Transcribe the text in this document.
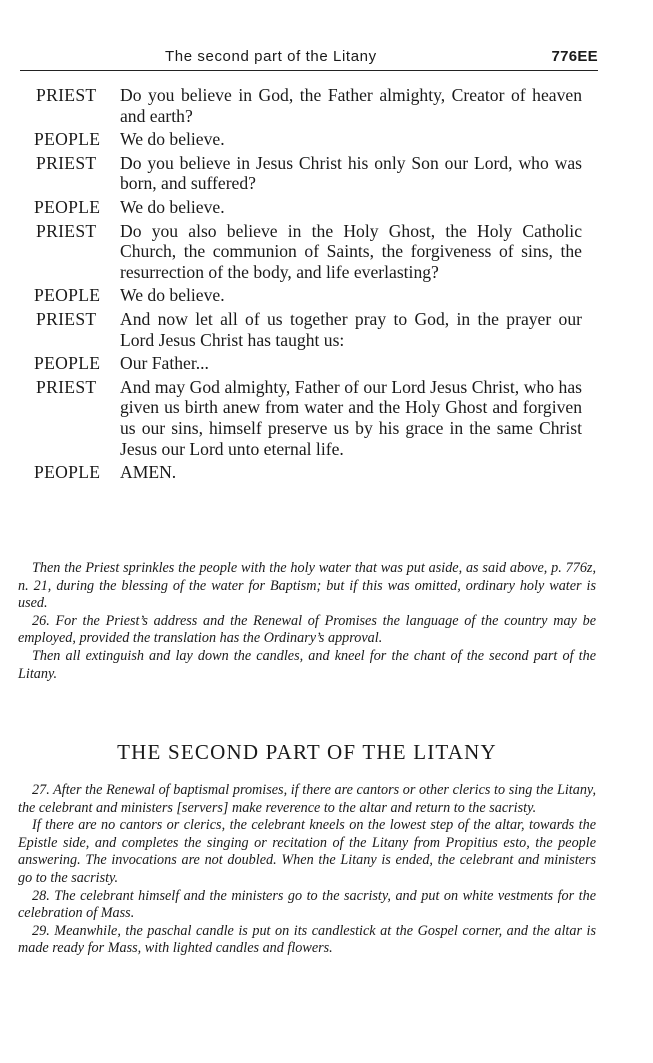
The second part of the Litany	776EE
PRIEST	Do you believe in God, the Father almighty, Creator of heaven and earth?
PEOPLE	We do believe.
PRIEST	Do you believe in Jesus Christ his only Son our Lord, who was born, and suffered?
PEOPLE	We do believe.
PRIEST	Do you also believe in the Holy Ghost, the Holy Catholic Church, the communion of Saints, the forgiveness of sins, the resurrection of the body, and life everlasting?
PEOPLE	We do believe.
PRIEST	And now let all of us together pray to God, in the prayer our Lord Jesus Christ has taught us:
PEOPLE	Our Father...
PRIEST	And may God almighty, Father of our Lord Jesus Christ, who has given us birth anew from water and the Holy Ghost and forgiven us our sins, himself preserve us by his grace in the same Christ Jesus our Lord unto eternal life.
PEOPLE	AMEN.

Then the Priest sprinkles the people with the holy water that was put aside, as said above, p. 776z, n. 21, during the blessing of the water for Baptism; but if this was omitted, ordinary holy water is used.

26. For the Priest’s address and the Renewal of Promises the language of the country may be employed, provided the translation has the Ordinary’s approval.

Then all extinguish and lay down the candles, and kneel for the chant of the second part of the Litany.

THE SECOND PART OF THE LITANY

27. After the Renewal of baptismal promises, if there are cantors or other clerics to sing the Litany, the celebrant and ministers [servers] make reverence to the altar and return to the sacristy.

If there are no cantors or clerics, the celebrant kneels on the lowest step of the altar, towards the Epistle side, and completes the singing or recitation of the Litany from Propitius esto, the people answering. The invocations are not doubled. When the Litany is ended, the celebrant and ministers go to the sacristy.

28. The celebrant himself and the ministers go to the sacristy, and put on white vestments for the celebration of Mass.

29. Meanwhile, the paschal candle is put on its candlestick at the Gospel corner, and the altar is made ready for Mass, with lighted candles and flowers.
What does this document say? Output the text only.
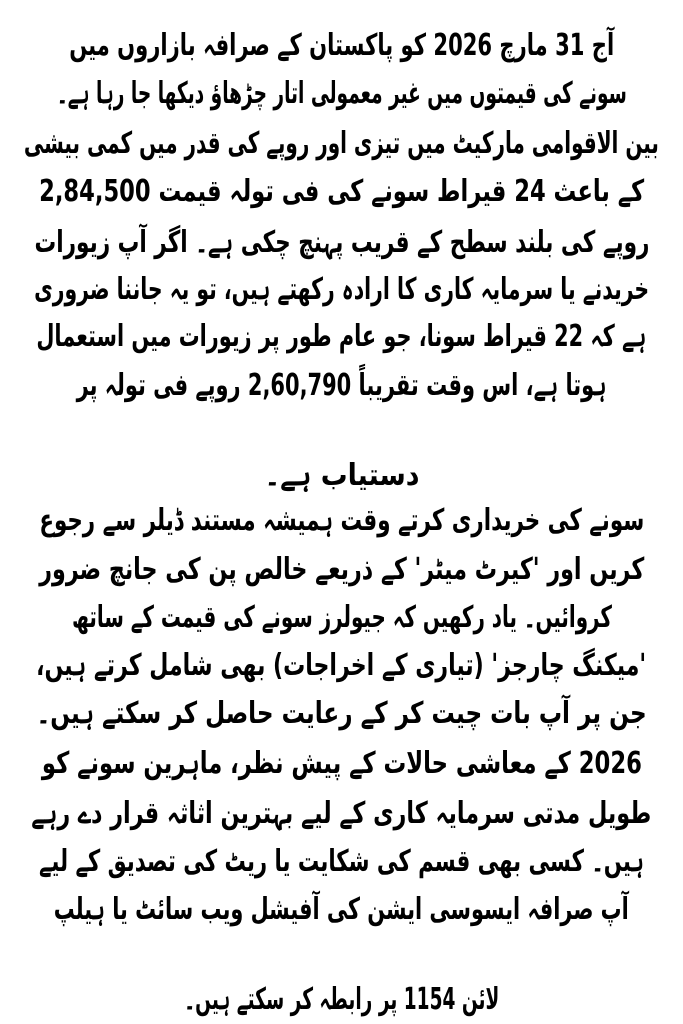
آج 31 مارچ 2026 کو پاکستان کے صرافہ بازاروں میں
سونے کی قیمتوں میں غیر معمولی اتار چڑھاؤ دیکھا جا رہا ہے۔
بین الاقوامی مارکیٹ میں تیزی اور روپے کی قدر میں کمی بیشی
کے باعث 24 قیراط سونے کی فی تولہ قیمت 2,84,500
روپے کی بلند سطح کے قریب پہنچ چکی ہے۔ اگر آپ زیورات
خریدنے یا سرمایہ کاری کا ارادہ رکھتے ہیں، تو یہ جاننا ضروری
ہے کہ 22 قیراط سونا، جو عام طور پر زیورات میں استعمال
ہوتا ہے، اس وقت تقریباً 2,60,790 روپے فی تولہ پر
دستیاب ہے۔
سونے کی خریداری کرتے وقت ہمیشہ مستند ڈیلر سے رجوع
کریں اور 'کیرٹ میٹر' کے ذریعے خالص پن کی جانچ ضرور
کروائیں۔ یاد رکھیں کہ جیولرز سونے کی قیمت کے ساتھ
'میکنگ چارجز' (تیاری کے اخراجات) بھی شامل کرتے ہیں،
جن پر آپ بات چیت کر کے رعایت حاصل کر سکتے ہیں۔
2026 کے معاشی حالات کے پیش نظر، ماہرین سونے کو
طویل مدتی سرمایہ کاری کے لیے بہترین اثاثہ قرار دے رہے
ہیں۔ کسی بھی قسم کی شکایت یا ریٹ کی تصدیق کے لیے
آپ صرافہ ایسوسی ایشن کی آفیشل ویب سائٹ یا ہیلپ
لائن 1154 پر رابطہ کر سکتے ہیں۔
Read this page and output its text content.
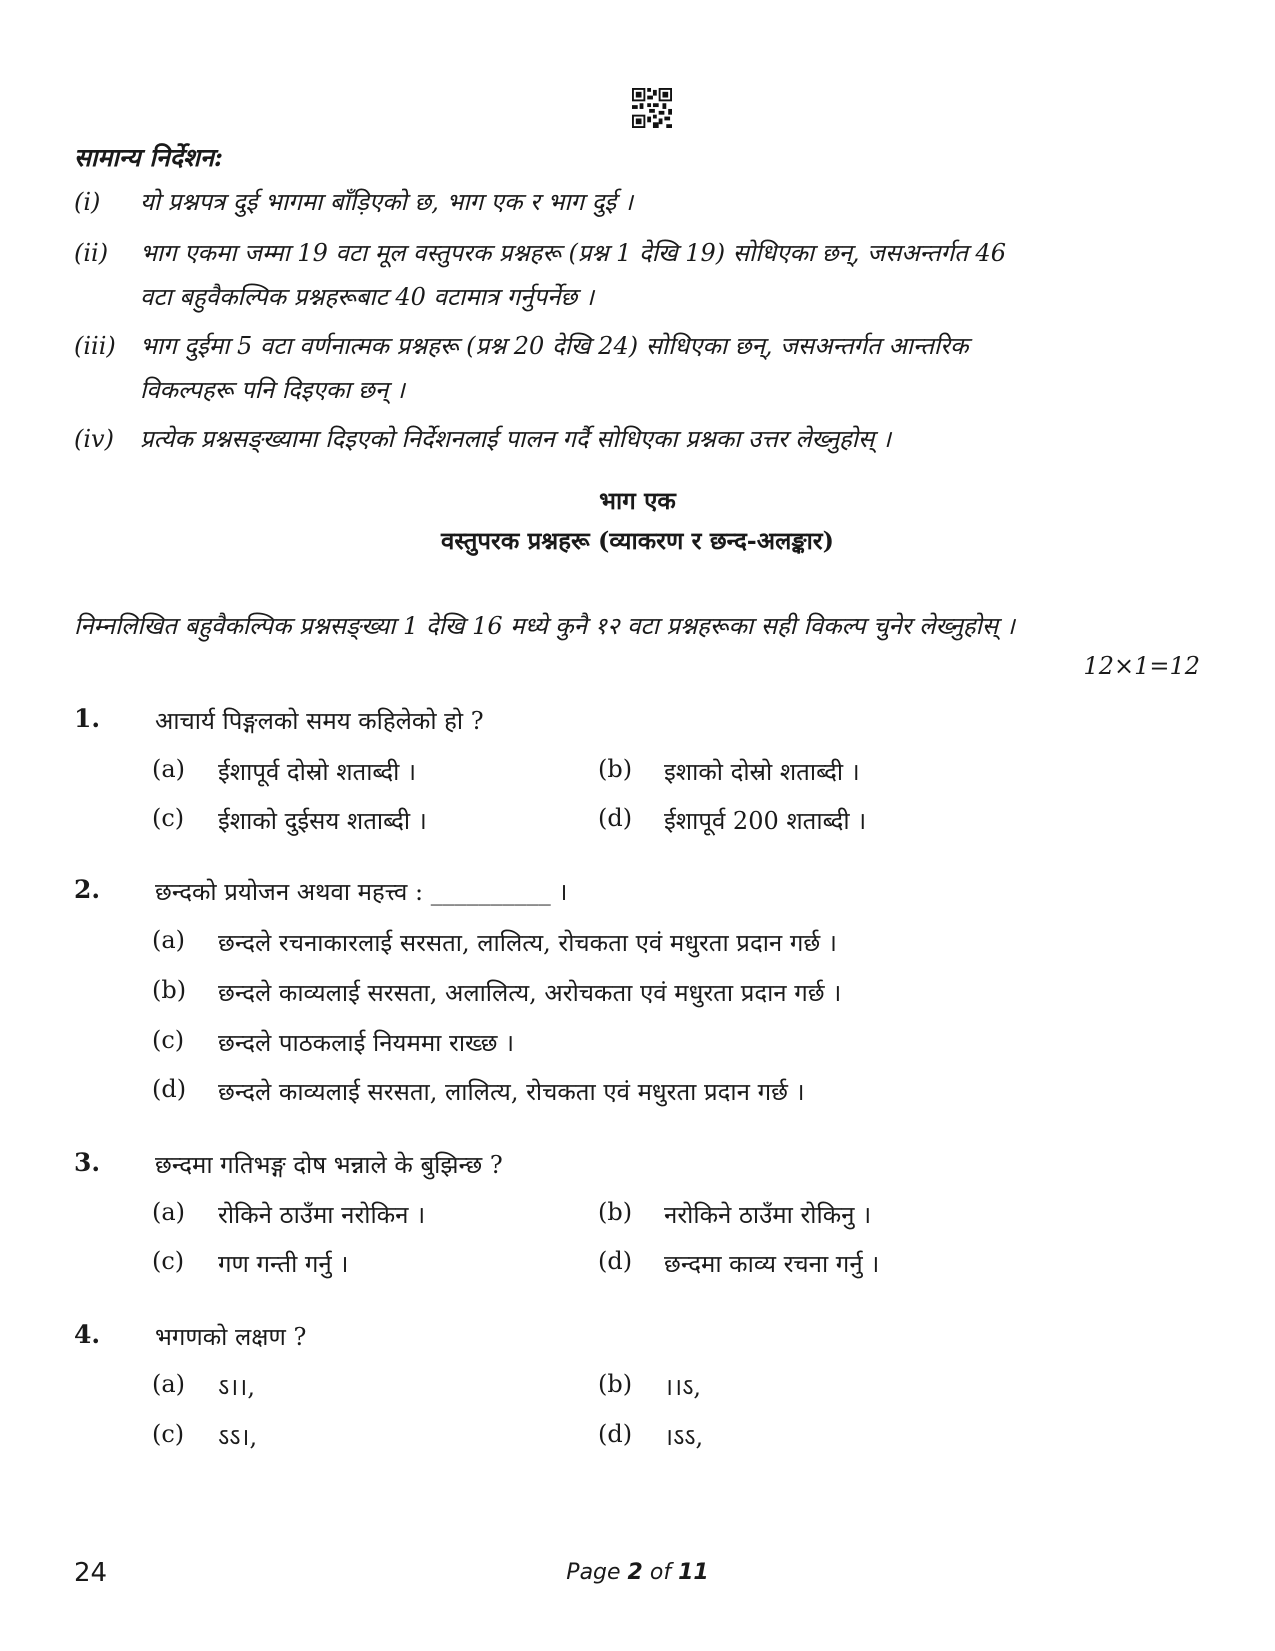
सामान्य निर्देशन:
(i) यो प्रश्नपत्र दुई भागमा बाँड़िएको छ, भाग एक र भाग दुई ।
(ii) भाग एकमा जम्मा 19 वटा मूल वस्तुपरक प्रश्नहरू (प्रश्न 1 देखि 19) सोधिएका छन्, जसअन्तर्गत 46
वटा बहुवैकल्पिक प्रश्नहरूबाट 40 वटामात्र गर्नुपर्नेछ ।
(iii) भाग दुईमा 5 वटा वर्णनात्मक प्रश्नहरू (प्रश्न 20 देखि 24) सोधिएका छन्, जसअन्तर्गत आन्तरिक
विकल्पहरू पनि दिइएका छन् ।
(iv) प्रत्येक प्रश्नसङ्ख्यामा दिइएको निर्देशनलाई पालन गर्दै सोधिएका प्रश्नका उत्तर लेख्नुहोस् ।
भाग एक
वस्तुपरक प्रश्नहरू (व्याकरण र छन्द-अलङ्कार)
निम्नलिखित बहुवैकल्पिक प्रश्नसङ्ख्या 1 देखि 16 मध्ये कुनै १२ वटा प्रश्नहरूका सही विकल्प चुनेर लेख्नुहोस् ।
12×1=12
1. आचार्य पिङ्गलको समय कहिलेको हो ?
(a) ईशापूर्व दोस्रो शताब्दी ।	(b) इशाको दोस्रो शताब्दी ।
(c) ईशाको दुईसय शताब्दी ।	(d) ईशापूर्व 200 शताब्दी ।
2. छन्दको प्रयोजन अथवा महत्त्व : __________ ।
(a) छन्दले रचनाकारलाई सरसता, लालित्य, रोचकता एवं मधुरता प्रदान गर्छ ।
(b) छन्दले काव्यलाई सरसता, अलालित्य, अरोचकता एवं मधुरता प्रदान गर्छ ।
(c) छन्दले पाठकलाई नियममा राख्छ ।
(d) छन्दले काव्यलाई सरसता, लालित्य, रोचकता एवं मधुरता प्रदान गर्छ ।
3. छन्दमा गतिभङ्ग दोष भन्नाले के बुझिन्छ ?
(a) रोकिने ठाउँमा नरोकिन ।	(b) नरोकिने ठाउँमा रोकिनु ।
(c) गण गन्ती गर्नु ।	(d) छन्दमा काव्य रचना गर्नु ।
4. भगणको लक्षण ?
(a) ऽ।।,	(b) ।।ऽ,
(c) ऽऽ।,	(d) ।ऽऽ,
24	Page 2 of 11
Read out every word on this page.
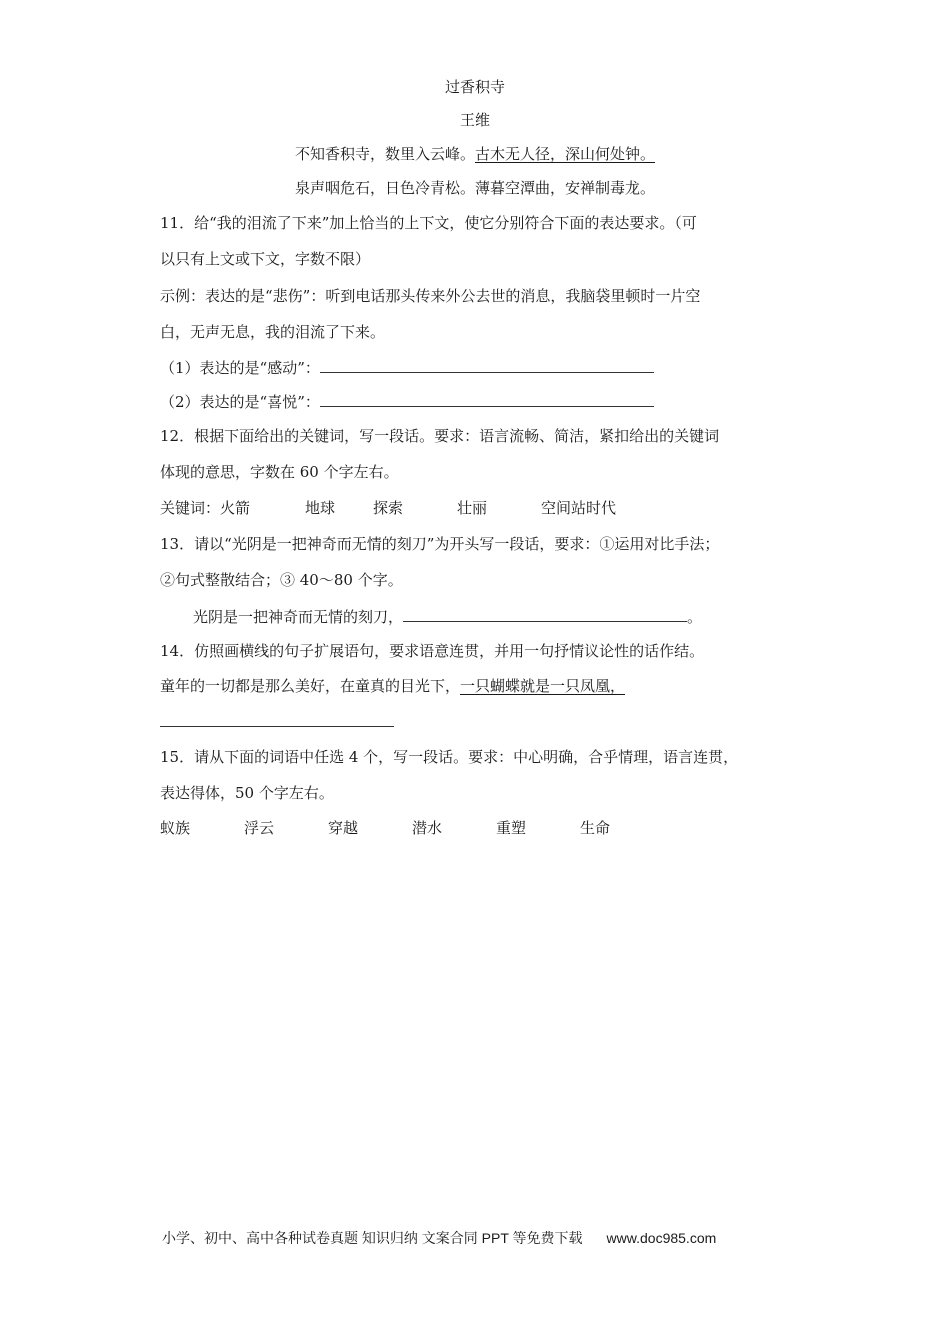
过香积寺
王维
不知香积寺，数里入云峰。古木无人径，深山何处钟。
泉声咽危石，日色冷青松。薄暮空潭曲，安禅制毒龙。
11．给“我的泪流了下来”加上恰当的上下文，使它分别符合下面的表达要求。（可
以只有上文或下文，字数不限）
示例：表达的是“悲伤”：听到电话那头传来外公去世的消息，我脑袋里顿时一片空
白，无声无息，我的泪流了下来。
（1）表达的是“感动”：
（2）表达的是“喜悦”：
12．根据下面给出的关键词，写一段话。要求：语言流畅、简洁，紧扣给出的关键词
体现的意思，字数在 60 个字左右。
关键词：火箭	地球	探索	壮丽	空间站时代
13．请以“光阴是一把神奇而无情的刻刀”为开头写一段话，要求：①运用对比手法；
②句式整散结合；③ 40～80 个字。
光阴是一把神奇而无情的刻刀，	。
14．仿照画横线的句子扩展语句，要求语意连贯，并用一句抒情议论性的话作结。
童年的一切都是那么美好，在童真的目光下，一只蝴蝶就是一只凤凰，
15．请从下面的词语中任选 4 个，写一段话。要求：中心明确，合乎情理，语言连贯，
表达得体，50 个字左右。
蚁族	浮云	穿越	潜水	重塑	生命
小学、初中、高中各种试卷真题 知识归纳 文案合同 PPT 等免费下载 www.doc985.com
* * *
Exercise objective — Copy the records above exactly. The pictures are not part of the copy.

Response to this exercise —
Transcribe the text in this document.
The second part of the Litany	776EE
PRIEST	Do you believe in God, the Father almighty, Creator of heaven and earth?
PEOPLE	We do believe.
PRIEST	Do you believe in Jesus Christ his only Son our Lord, who was born, and suffered?
PEOPLE	We do believe.
PRIEST	Do you also believe in the Holy Ghost, the Holy Catholic Church, the communion of Saints, the forgiveness of sins, the resurrection of the body, and life everlasting?
PEOPLE	We do believe.
PRIEST	And now let all of us together pray to God, in the prayer our Lord Jesus Christ has taught us:
PEOPLE	Our Father...
PRIEST	And may God almighty, Father of our Lord Jesus Christ, who has given us birth anew from water and the Holy Ghost and forgiven us our sins, himself preserve us by his grace in the same Christ Jesus our Lord unto eternal life.
PEOPLE	AMEN.

Then the Priest sprinkles the people with the holy water that was put aside, as said above, p. 776z, n. 21, during the blessing of the water for Baptism; but if this was omitted, ordinary holy water is used.

26. For the Priest’s address and the Renewal of Promises the language of the country may be employed, provided the translation has the Ordinary’s approval.

Then all extinguish and lay down the candles, and kneel for the chant of the second part of the Litany.

THE SECOND PART OF THE LITANY

27. After the Renewal of baptismal promises, if there are cantors or other clerics to sing the Litany, the celebrant and ministers [servers] make reverence to the altar and return to the sacristy.

If there are no cantors or clerics, the celebrant kneels on the lowest step of the altar, towards the Epistle side, and completes the singing or recitation of the Litany from Propitius esto, the people answering. The invocations are not doubled. When the Litany is ended, the celebrant and ministers go to the sacristy.

28. The celebrant himself and the ministers go to the sacristy, and put on white vestments for the celebration of Mass.

29. Meanwhile, the paschal candle is put on its candlestick at the Gospel corner, and the altar is made ready for Mass, with lighted candles and flowers.
What does this document say? Output the text only.
آج 31 مارچ 2026 کو پاکستان کے صرافہ بازاروں میں
سونے کی قیمتوں میں غیر معمولی اتار چڑھاؤ دیکھا جا رہا ہے۔
بین الاقوامی مارکیٹ میں تیزی اور روپے کی قدر میں کمی بیشی
کے باعث 24 قیراط سونے کی فی تولہ قیمت 2,84,500
روپے کی بلند سطح کے قریب پہنچ چکی ہے۔ اگر آپ زیورات
خریدنے یا سرمایہ کاری کا ارادہ رکھتے ہیں، تو یہ جاننا ضروری
ہے کہ 22 قیراط سونا، جو عام طور پر زیورات میں استعمال
ہوتا ہے، اس وقت تقریباً 2,60,790 روپے فی تولہ پر
دستیاب ہے۔
سونے کی خریداری کرتے وقت ہمیشہ مستند ڈیلر سے رجوع
کریں اور 'کیرٹ میٹر' کے ذریعے خالص پن کی جانچ ضرور
کروائیں۔ یاد رکھیں کہ جیولرز سونے کی قیمت کے ساتھ
'میکنگ چارجز' (تیاری کے اخراجات) بھی شامل کرتے ہیں،
جن پر آپ بات چیت کر کے رعایت حاصل کر سکتے ہیں۔
2026 کے معاشی حالات کے پیش نظر، ماہرین سونے کو
طویل مدتی سرمایہ کاری کے لیے بہترین اثاثہ قرار دے رہے
ہیں۔ کسی بھی قسم کی شکایت یا ریٹ کی تصدیق کے لیے
آپ صرافہ ایسوسی ایشن کی آفیشل ویب سائٹ یا ہیلپ
لائن 1154 پر رابطہ کر سکتے ہیں۔
Read this page and output its text content.
सामान्य निर्देशन:
(i) यो प्रश्नपत्र दुई भागमा बाँड़िएको छ, भाग एक र भाग दुई ।
(ii) भाग एकमा जम्मा 19 वटा मूल वस्तुपरक प्रश्नहरू (प्रश्न 1 देखि 19) सोधिएका छन्, जसअन्तर्गत 46
वटा बहुवैकल्पिक प्रश्नहरूबाट 40 वटामात्र गर्नुपर्नेछ ।
(iii) भाग दुईमा 5 वटा वर्णनात्मक प्रश्नहरू (प्रश्न 20 देखि 24) सोधिएका छन्, जसअन्तर्गत आन्तरिक
विकल्पहरू पनि दिइएका छन् ।
(iv) प्रत्येक प्रश्नसङ्ख्यामा दिइएको निर्देशनलाई पालन गर्दै सोधिएका प्रश्नका उत्तर लेख्नुहोस् ।
भाग एक
वस्तुपरक प्रश्नहरू (व्याकरण र छन्द-अलङ्कार)
निम्नलिखित बहुवैकल्पिक प्रश्नसङ्ख्या 1 देखि 16 मध्ये कुनै १२ वटा प्रश्नहरूका सही विकल्प चुनेर लेख्नुहोस् ।
12×1=12
1. आचार्य पिङ्गलको समय कहिलेको हो ?
(a) ईशापूर्व दोस्रो शताब्दी ।	(b) इशाको दोस्रो शताब्दी ।
(c) ईशाको दुईसय शताब्दी ।	(d) ईशापूर्व 200 शताब्दी ।
2. छन्दको प्रयोजन अथवा महत्त्व : __________ ।
(a) छन्दले रचनाकारलाई सरसता, लालित्य, रोचकता एवं मधुरता प्रदान गर्छ ।
(b) छन्दले काव्यलाई सरसता, अलालित्य, अरोचकता एवं मधुरता प्रदान गर्छ ।
(c) छन्दले पाठकलाई नियममा राख्छ ।
(d) छन्दले काव्यलाई सरसता, लालित्य, रोचकता एवं मधुरता प्रदान गर्छ ।
3. छन्दमा गतिभङ्ग दोष भन्नाले के बुझिन्छ ?
(a) रोकिने ठाउँमा नरोकिन ।	(b) नरोकिने ठाउँमा रोकिनु ।
(c) गण गन्ती गर्नु ।	(d) छन्दमा काव्य रचना गर्नु ।
4. भगणको लक्षण ?
(a) ऽ।।,	(b) ।।ऽ,
(c) ऽऽ।,	(d) ।ऽऽ,
24	Page 2 of 11
Read out every word on this page.
过香积寺
王维
不知香积寺，数里入云峰。古木无人径，深山何处钟。
泉声咽危石，日色冷青松。薄暮空潭曲，安禅制毒龙。
11．给“我的泪流了下来”加上恰当的上下文，使它分别符合下面的表达要求。（可
以只有上文或下文，字数不限）
示例：表达的是“悲伤”：听到电话那头传来外公去世的消息，我脑袋里顿时一片空
白，无声无息，我的泪流了下来。
（1）表达的是“感动”：
（2）表达的是“喜悦”：
12．根据下面给出的关键词，写一段话。要求：语言流畅、简洁，紧扣给出的关键词
体现的意思，字数在 60 个字左右。
关键词：火箭	地球	探索	壮丽	空间站时代
13．请以“光阴是一把神奇而无情的刻刀”为开头写一段话，要求：①运用对比手法；
②句式整散结合；③ 40～80 个字。
光阴是一把神奇而无情的刻刀，	。
14．仿照画横线的句子扩展语句，要求语意连贯，并用一句抒情议论性的话作结。
童年的一切都是那么美好，在童真的目光下，一只蝴蝶就是一只凤凰，
15．请从下面的词语中任选 4 个，写一段话。要求：中心明确，合乎情理，语言连贯，
表达得体，50 个字左右。
蚁族	浮云	穿越	潜水	重塑	生命
小学、初中、高中各种试卷真题 知识归纳 文案合同 PPT 等免费下载 www.doc985.com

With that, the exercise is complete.